(Dataset items)
##########

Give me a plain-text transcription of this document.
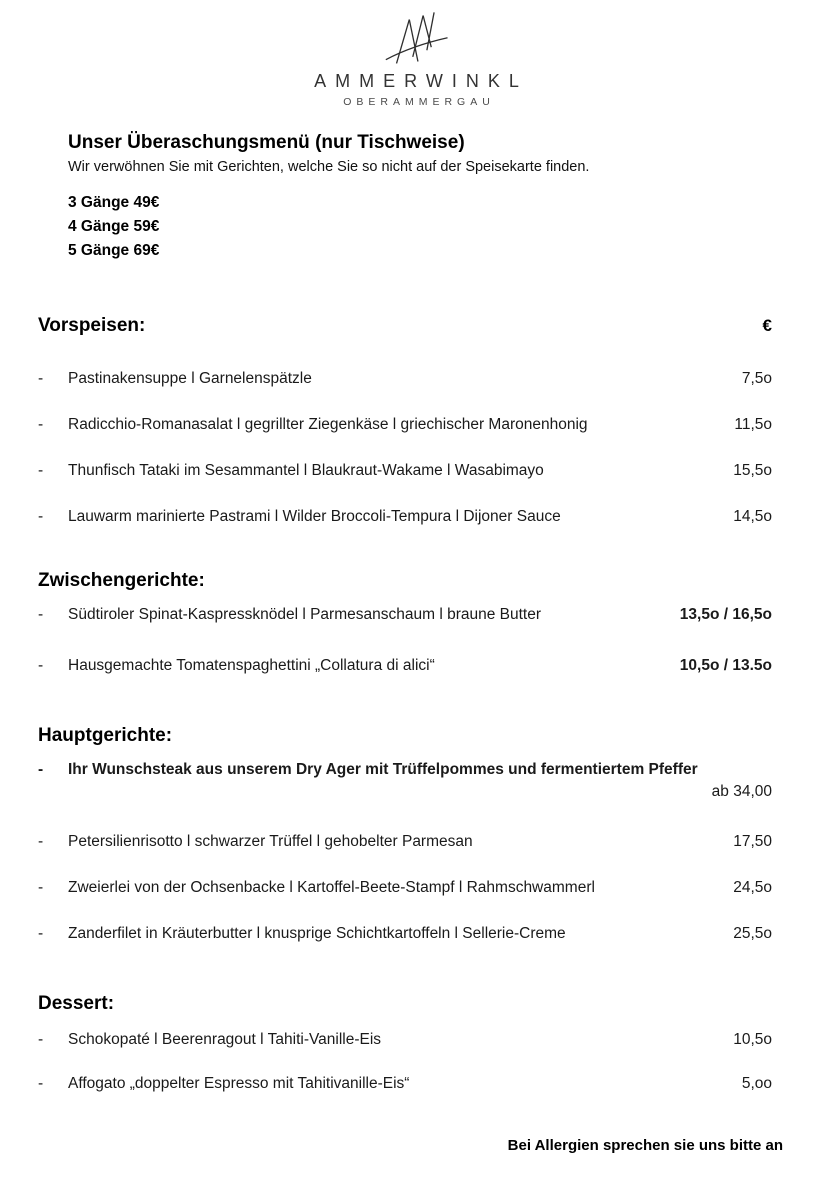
AMMERWINKL
OBERAMMERGAU
Unser Überaschungsmenü (nur Tischweise)

Wir verwöhnen Sie mit Gerichten, welche Sie so nicht auf der Speisekarte finden.

3 Gänge 49€
4 Gänge 59€
5 Gänge 69€
Vorspeisen:	€
-	Pastinakensuppe l Garnelenspätzle	7,5o
-	Radicchio-Romanasalat l gegrillter Ziegenkäse l griechischer Maronenhonig	11,5o
-	Thunfisch Tataki im Sesammantel l Blaukraut-Wakame l Wasabimayo	15,5o
-	Lauwarm marinierte Pastrami l Wilder Broccoli-Tempura l Dijoner Sauce	14,5o
Zwischengerichte:
-	Südtiroler Spinat-Kaspressknödel l Parmesanschaum l braune Butter	13,5o / 16,5o
-	Hausgemachte Tomatenspaghettini „Collatura di alici“	10,5o / 13.5o
Hauptgerichte:
-	Ihr Wunschsteak aus unserem Dry Ager mit Trüffelpommes und fermentiertem Pfeffer
ab 34,00
-	Petersilienrisotto l schwarzer Trüffel l gehobelter Parmesan	17,50
-	Zweierlei von der Ochsenbacke l Kartoffel-Beete-Stampf l Rahmschwammerl	24,5o
-	Zanderfilet in Kräuterbutter l knusprige Schichtkartoffeln l Sellerie-Creme	25,5o
Dessert:
-	Schokopaté l Beerenragout l Tahiti-Vanille-Eis	10,5o
-	Affogato „doppelter Espresso mit Tahitivanille-Eis“	5,oo
Bei Allergien sprechen sie uns bitte an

##########

What the task requires:
Omit the pictures. Output every record above word for word.

Answer for the task:
Give me a plain-text transcription of this document.
AMMERWINKL
OBERAMMERGAU
Unser Überaschungsmenü (nur Tischweise)

Wir verwöhnen Sie mit Gerichten, welche Sie so nicht auf der Speisekarte finden.

3 Gänge 49€
4 Gänge 59€
5 Gänge 69€
Vorspeisen:	€
-	Pastinakensuppe l Garnelenspätzle	7,5o
-	Radicchio-Romanasalat l gegrillter Ziegenkäse l griechischer Maronenhonig	11,5o
-	Thunfisch Tataki im Sesammantel l Blaukraut-Wakame l Wasabimayo	15,5o
-	Lauwarm marinierte Pastrami l Wilder Broccoli-Tempura l Dijoner Sauce	14,5o
Zwischengerichte:
-	Südtiroler Spinat-Kaspressknödel l Parmesanschaum l braune Butter	13,5o / 16,5o
-	Hausgemachte Tomatenspaghettini „Collatura di alici“	10,5o / 13.5o
Hauptgerichte:
-	Ihr Wunschsteak aus unserem Dry Ager mit Trüffelpommes und fermentiertem Pfeffer
ab 34,00
-	Petersilienrisotto l schwarzer Trüffel l gehobelter Parmesan	17,50
-	Zweierlei von der Ochsenbacke l Kartoffel-Beete-Stampf l Rahmschwammerl	24,5o
-	Zanderfilet in Kräuterbutter l knusprige Schichtkartoffeln l Sellerie-Creme	25,5o
Dessert:
-	Schokopaté l Beerenragout l Tahiti-Vanille-Eis	10,5o
-	Affogato „doppelter Espresso mit Tahitivanille-Eis“	5,oo
Bei Allergien sprechen sie uns bitte an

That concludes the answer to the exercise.